*Raw records*:
____________________

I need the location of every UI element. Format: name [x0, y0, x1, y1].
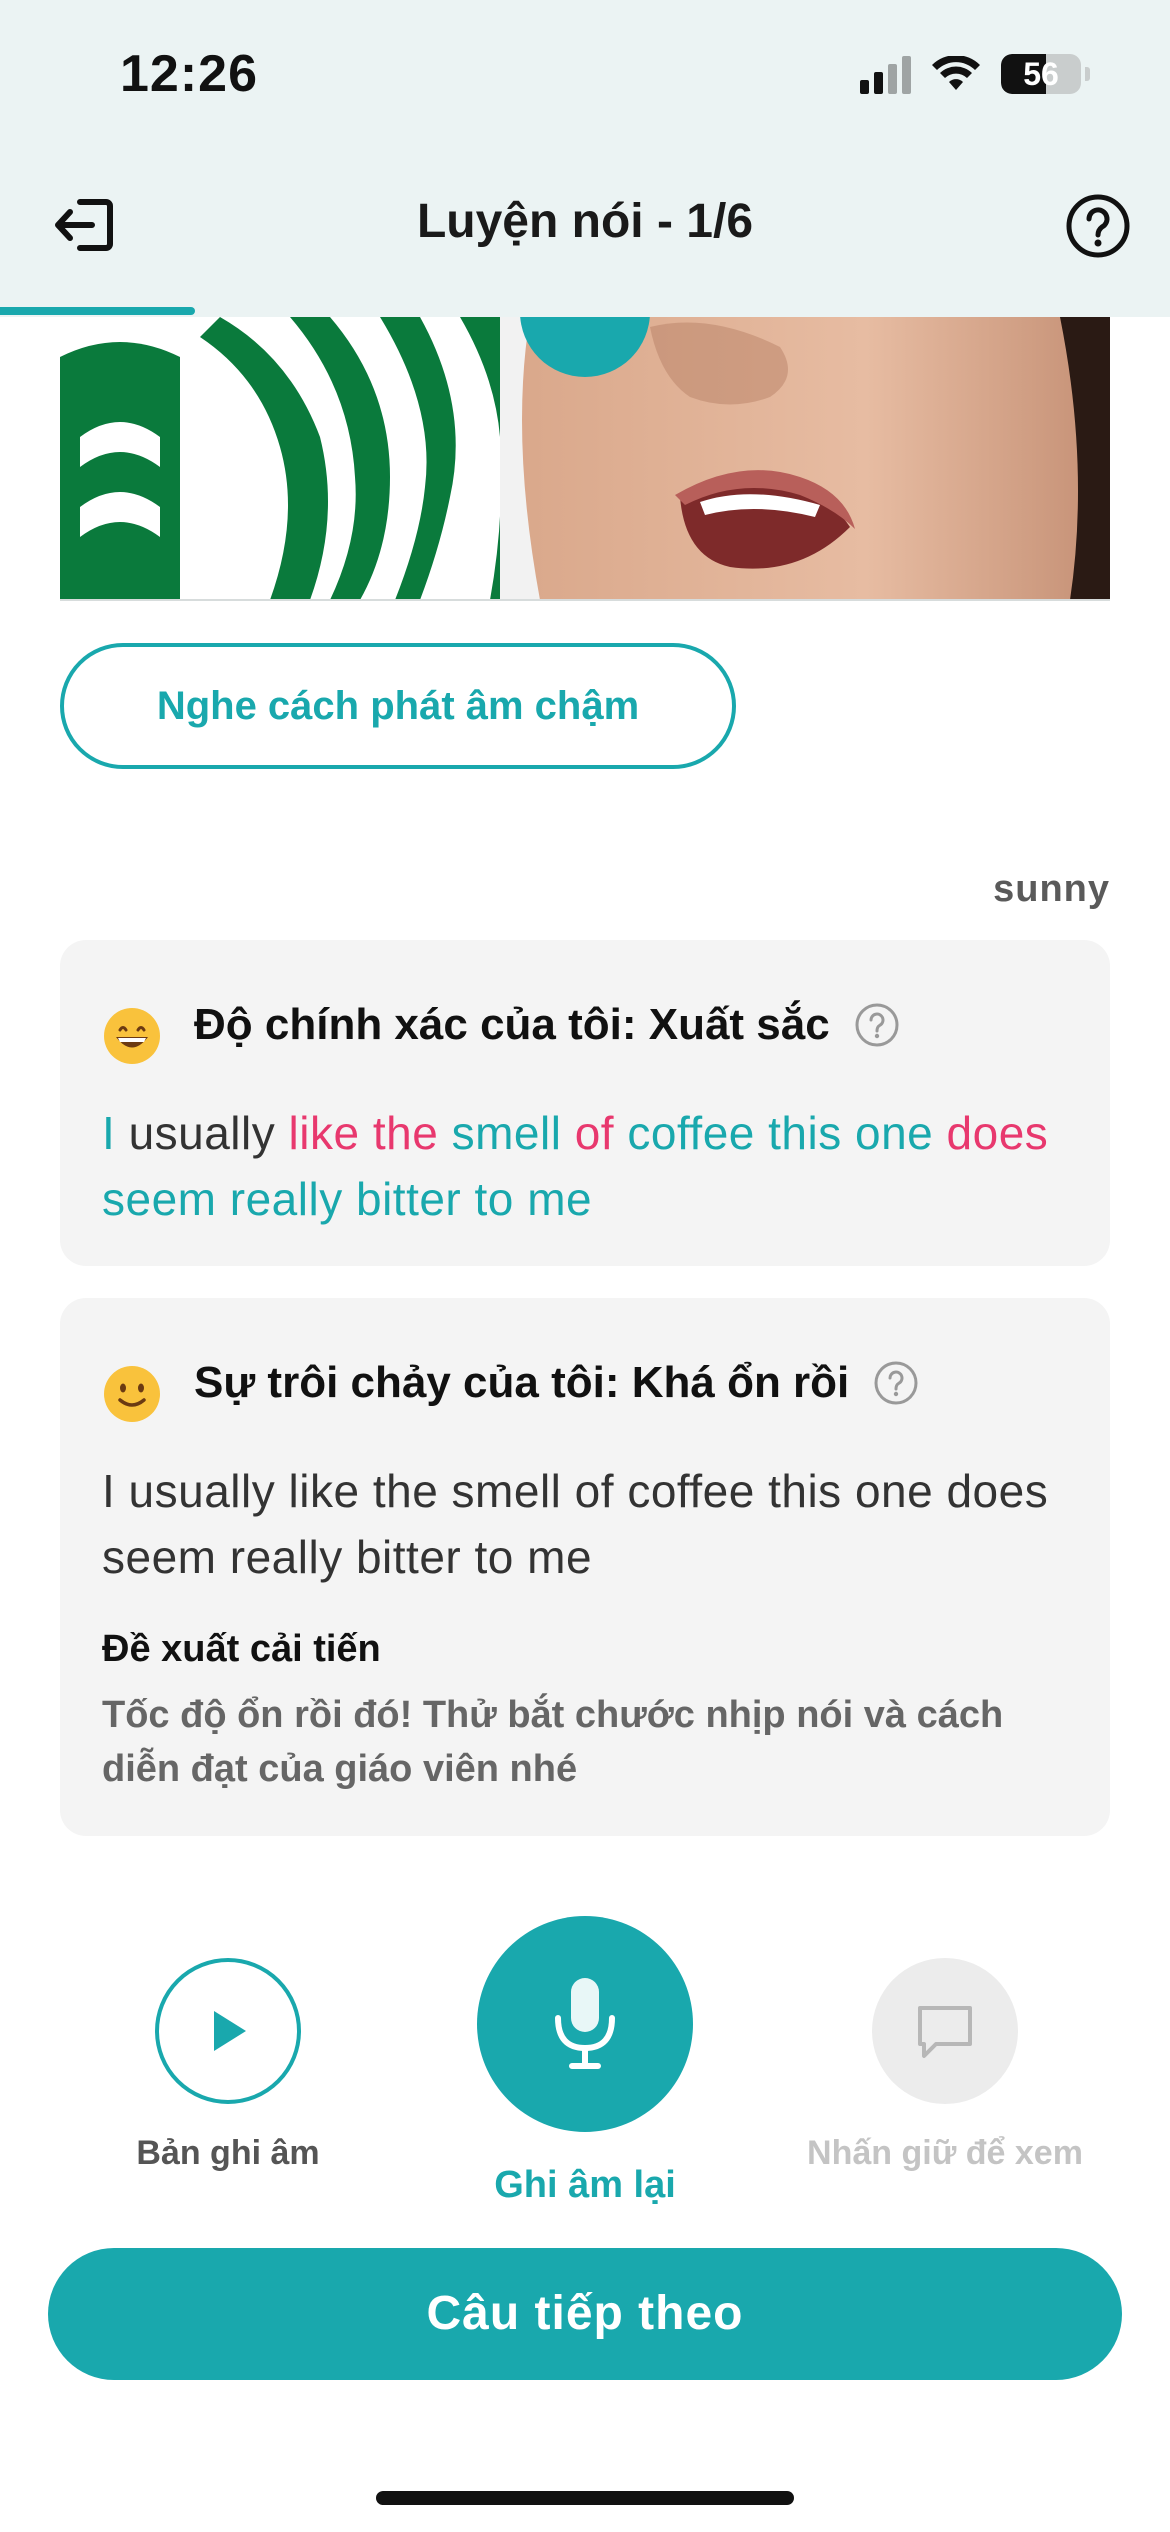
- fluency-title: Sự trôi chảy của tôi: Khá ổn rồi: [194, 1358, 850, 1407]
- accuracy-word: one: [855, 1107, 934, 1159]
- home-indicator[interactable]: [376, 2491, 794, 2505]
- username-label: sunny: [993, 868, 1110, 910]
- battery-icon: 56: [1001, 54, 1081, 94]
- rerecord-button[interactable]: [477, 1916, 693, 2132]
- next-sentence-button[interactable]: Câu tiếp theo: [48, 2248, 1122, 2380]
- accuracy-word: really: [229, 1173, 343, 1225]
- accuracy-word: coffee: [627, 1107, 755, 1159]
- my-recording-control: Bản ghi âm: [120, 1958, 336, 2173]
- accuracy-word: this: [768, 1107, 842, 1159]
- accuracy-word: seem: [102, 1173, 217, 1225]
- listen-slow-button[interactable]: Nghe cách phát âm chậm: [60, 643, 736, 769]
- accuracy-word: to: [474, 1173, 514, 1225]
- chat-bubble-icon: [918, 2006, 972, 2058]
- my-recording-label: Bản ghi âm: [136, 2134, 320, 2172]
- accuracy-word: of: [574, 1107, 615, 1159]
- microphone-icon: [555, 1978, 615, 2069]
- question-circle-icon[interactable]: [873, 1360, 919, 1406]
- accuracy-word: the: [372, 1107, 439, 1159]
- accuracy-word: smell: [451, 1107, 562, 1159]
- hold-to-view-label: Nhấn giữ để xem: [807, 2134, 1083, 2172]
- accuracy-word: usually: [128, 1107, 276, 1159]
- suggestion-body: Tốc độ ổn rồi đó! Thử bắt chước nhịp nói…: [102, 1694, 1004, 1790]
- hold-to-view-button[interactable]: [872, 1958, 1018, 2104]
- fluency-header: Sự trôi chảy của tôi: Khá ổn rồi: [102, 1342, 919, 1424]
- wifi-icon: [932, 56, 980, 90]
- page-title: Luyện nói - 1/6: [416, 195, 754, 248]
- accuracy-word: me: [527, 1173, 593, 1225]
- video-divider: [60, 599, 1110, 601]
- battery-percent: 56: [1023, 56, 1059, 92]
- fluency-card: Sự trôi chảy của tôi: Khá ổn rồi I usual…: [60, 1298, 1110, 1836]
- rerecord-label: Ghi âm lại: [494, 2164, 676, 2206]
- accuracy-card: Độ chính xác của tôi: Xuất sắc I usually…: [60, 940, 1110, 1266]
- suggestion-title: Đề xuất cải tiến: [102, 1628, 381, 1670]
- accuracy-title: Độ chính xác của tôi: Xuất sắc: [194, 1000, 830, 1049]
- lesson-progress-fill: [0, 307, 196, 315]
- rerecord-control: Ghi âm lại: [470, 1916, 700, 2207]
- accuracy-header: Độ chính xác của tôi: Xuất sắc: [102, 984, 900, 1066]
- question-circle-icon[interactable]: [854, 1002, 900, 1048]
- play-recording-button[interactable]: [155, 1958, 301, 2104]
- slightly-smiling-face-icon: [104, 1366, 160, 1422]
- header: Luyện nói - 1/6: [0, 180, 1170, 270]
- video-player[interactable]: [60, 317, 1110, 600]
- battery-tip: [1085, 67, 1090, 81]
- grinning-face-icon: [104, 1008, 160, 1064]
- accuracy-word: like: [288, 1107, 360, 1159]
- lesson-progress-bar: [0, 307, 1170, 315]
- cellular-signal-icon: [860, 54, 911, 94]
- status-time: 12:26: [120, 45, 258, 103]
- fluency-sentence: I usually like the smell of coffee this …: [102, 1465, 1049, 1583]
- coffee-logo-image: [60, 317, 520, 600]
- accuracy-word: does: [946, 1107, 1049, 1159]
- accuracy-word: I: [102, 1107, 116, 1159]
- help-icon[interactable]: [1064, 192, 1132, 260]
- status-icons: 56: [860, 54, 1090, 94]
- accuracy-sentence: I usually like the smell of coffee this …: [102, 1100, 1060, 1232]
- accuracy-word: bitter: [355, 1173, 462, 1225]
- hold-to-view-control: Nhấn giữ để xem: [780, 1958, 1110, 2173]
- play-icon: [214, 2011, 246, 2051]
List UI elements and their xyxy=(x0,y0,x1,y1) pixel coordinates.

____________________

*Given problem*: Copy the listing above line for line, leaving out the picture.

*Answer*:
I need the location of every UI element. Format: name [x0, y0, x1, y1].
- fluency-title: Sự trôi chảy của tôi: Khá ổn rồi: [194, 1358, 850, 1407]
- accuracy-word: one: [855, 1107, 934, 1159]
- home-indicator[interactable]: [376, 2491, 794, 2505]
- username-label: sunny: [993, 868, 1110, 910]
- battery-icon: 56: [1001, 54, 1081, 94]
- rerecord-button[interactable]: [477, 1916, 693, 2132]
- next-sentence-button[interactable]: Câu tiếp theo: [48, 2248, 1122, 2380]
- accuracy-word: really: [229, 1173, 343, 1225]
- accuracy-word: coffee: [627, 1107, 755, 1159]
- my-recording-control: Bản ghi âm: [120, 1958, 336, 2173]
- accuracy-word: this: [768, 1107, 842, 1159]
- accuracy-word: seem: [102, 1173, 217, 1225]
- listen-slow-button[interactable]: Nghe cách phát âm chậm: [60, 643, 736, 769]
- accuracy-word: to: [474, 1173, 514, 1225]
- chat-bubble-icon: [918, 2006, 972, 2058]
- my-recording-label: Bản ghi âm: [136, 2134, 320, 2172]
- accuracy-word: of: [574, 1107, 615, 1159]
- microphone-icon: [555, 1978, 615, 2069]
- question-circle-icon[interactable]: [873, 1360, 919, 1406]
- accuracy-word: the: [372, 1107, 439, 1159]
- accuracy-word: smell: [451, 1107, 562, 1159]
- hold-to-view-label: Nhấn giữ để xem: [807, 2134, 1083, 2172]
- accuracy-word: usually: [128, 1107, 276, 1159]
- suggestion-body: Tốc độ ổn rồi đó! Thử bắt chước nhịp nói…: [102, 1694, 1004, 1790]
- hold-to-view-button[interactable]: [872, 1958, 1018, 2104]
- fluency-header: Sự trôi chảy của tôi: Khá ổn rồi: [102, 1342, 919, 1424]
- wifi-icon: [932, 56, 980, 90]
- page-title: Luyện nói - 1/6: [416, 195, 754, 248]
- accuracy-word: me: [527, 1173, 593, 1225]
- video-divider: [60, 599, 1110, 601]
- battery-percent: 56: [1023, 56, 1059, 92]
- fluency-card: Sự trôi chảy của tôi: Khá ổn rồi I usual…: [60, 1298, 1110, 1836]
- rerecord-label: Ghi âm lại: [494, 2164, 676, 2206]
- accuracy-card: Độ chính xác của tôi: Xuất sắc I usually…: [60, 940, 1110, 1266]
- suggestion-title: Đề xuất cải tiến: [102, 1628, 381, 1670]
- accuracy-title: Độ chính xác của tôi: Xuất sắc: [194, 1000, 830, 1049]
- lesson-progress-fill: [0, 307, 196, 315]
- rerecord-control: Ghi âm lại: [470, 1916, 700, 2207]
- accuracy-header: Độ chính xác của tôi: Xuất sắc: [102, 984, 900, 1066]
- question-circle-icon[interactable]: [854, 1002, 900, 1048]
- play-recording-button[interactable]: [155, 1958, 301, 2104]
- slightly-smiling-face-icon: [104, 1366, 160, 1422]
- header: Luyện nói - 1/6: [0, 180, 1170, 270]
- video-player[interactable]: [60, 317, 1110, 600]
- battery-tip: [1085, 67, 1090, 81]
- grinning-face-icon: [104, 1008, 160, 1064]
- accuracy-word: like: [288, 1107, 360, 1159]
- lesson-progress-bar: [0, 307, 1170, 315]
- cellular-signal-icon: [860, 54, 911, 94]
- status-time: 12:26: [120, 45, 258, 103]
- fluency-sentence: I usually like the smell of coffee this …: [102, 1465, 1049, 1583]
- coffee-logo-image: [60, 317, 520, 600]
- accuracy-word: does: [946, 1107, 1049, 1159]
- accuracy-word: I: [102, 1107, 116, 1159]
- help-icon[interactable]: [1064, 192, 1132, 260]
- status-icons: 56: [860, 54, 1090, 94]
- accuracy-sentence: I usually like the smell of coffee this …: [102, 1100, 1060, 1232]
- accuracy-word: bitter: [355, 1173, 462, 1225]
- hold-to-view-control: Nhấn giữ để xem: [780, 1958, 1110, 2173]
- play-icon: [214, 2011, 246, 2051]
List UI elements and their xyxy=(x0,y0,x1,y1) pixel coordinates.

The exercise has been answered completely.